SET TASK:
Make an exact copy of all the entries, but do not reproduce the pictures.
________________________________________
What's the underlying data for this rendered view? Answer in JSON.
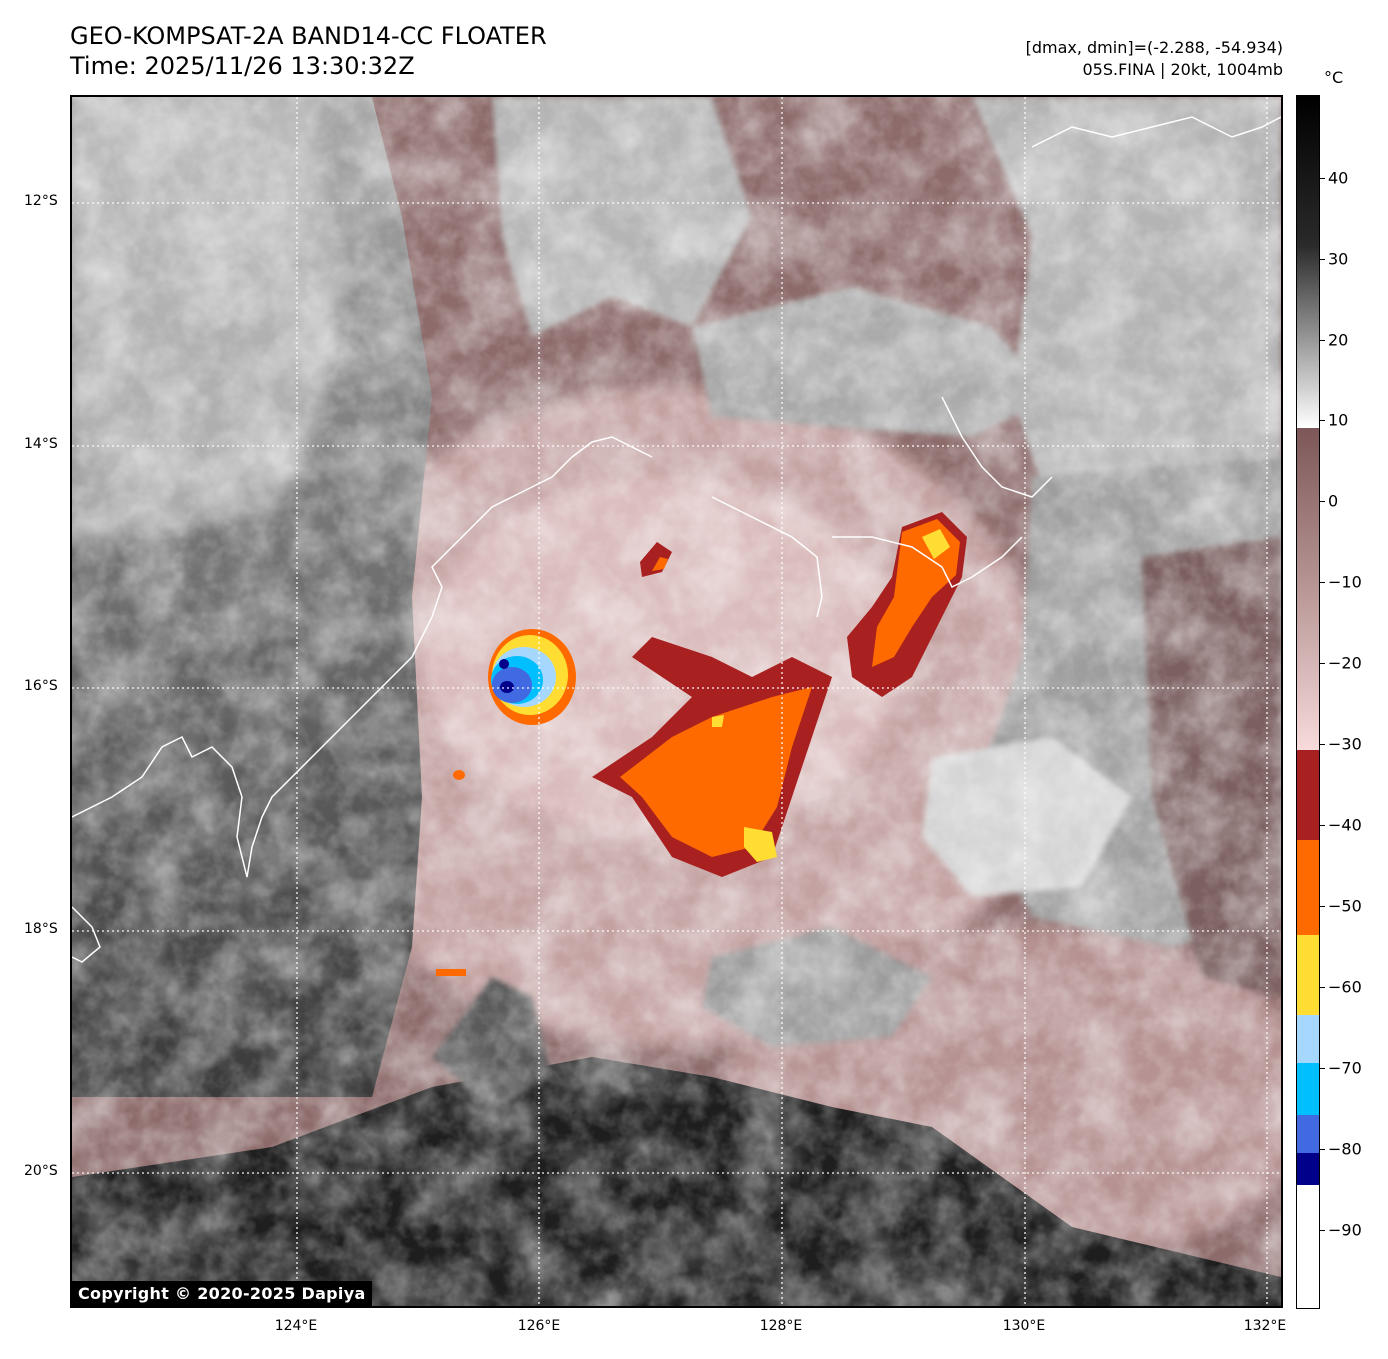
{
  "title": {
    "line1": "GEO-KOMPSAT-2A BAND14-CC FLOATER",
    "line2": "Time: 2025/11/26 13:30:32Z"
  },
  "info": {
    "line1": "[dmax, dmin]=(-2.288, -54.934)",
    "line2": "05S.FINA | 20kt, 1004mb"
  },
  "colorbar": {
    "unit": "°C",
    "ticks": [
      "40",
      "30",
      "20",
      "10",
      "0",
      "−10",
      "−20",
      "−30",
      "−40",
      "−50",
      "−60",
      "−70",
      "−80",
      "−90"
    ],
    "colors": {
      "white_band": "#ffffff",
      "dark_blue": "#00008b",
      "royal_blue": "#4169e1",
      "deep_sky": "#00bfff",
      "light_sky": "#a6d8ff",
      "yellow": "#ffdd33",
      "orange": "#ff6a00",
      "dark_red": "#a8201f",
      "pink_low": "#f5d3d3",
      "brown_top": "#7d5757"
    }
  },
  "axes": {
    "lat_labels": [
      "12°S",
      "14°S",
      "16°S",
      "18°S",
      "20°S"
    ],
    "lon_labels": [
      "124°E",
      "126°E",
      "128°E",
      "130°E",
      "132°E"
    ]
  },
  "copyright": "Copyright © 2020-2025 Dapiya"
}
________________________________________
TASK ANSWER:
What's the underlying data for this rendered view? Answer in JSON.
{
  "title": {
    "line1": "GEO-KOMPSAT-2A BAND14-CC FLOATER",
    "line2": "Time: 2025/11/26 13:30:32Z"
  },
  "info": {
    "line1": "[dmax, dmin]=(-2.288, -54.934)",
    "line2": "05S.FINA | 20kt, 1004mb"
  },
  "colorbar": {
    "unit": "°C",
    "ticks": [
      "40",
      "30",
      "20",
      "10",
      "0",
      "−10",
      "−20",
      "−30",
      "−40",
      "−50",
      "−60",
      "−70",
      "−80",
      "−90"
    ],
    "colors": {
      "white_band": "#ffffff",
      "dark_blue": "#00008b",
      "royal_blue": "#4169e1",
      "deep_sky": "#00bfff",
      "light_sky": "#a6d8ff",
      "yellow": "#ffdd33",
      "orange": "#ff6a00",
      "dark_red": "#a8201f",
      "pink_low": "#f5d3d3",
      "brown_top": "#7d5757"
    }
  },
  "axes": {
    "lat_labels": [
      "12°S",
      "14°S",
      "16°S",
      "18°S",
      "20°S"
    ],
    "lon_labels": [
      "124°E",
      "126°E",
      "128°E",
      "130°E",
      "132°E"
    ]
  },
  "copyright": "Copyright © 2020-2025 Dapiya"
}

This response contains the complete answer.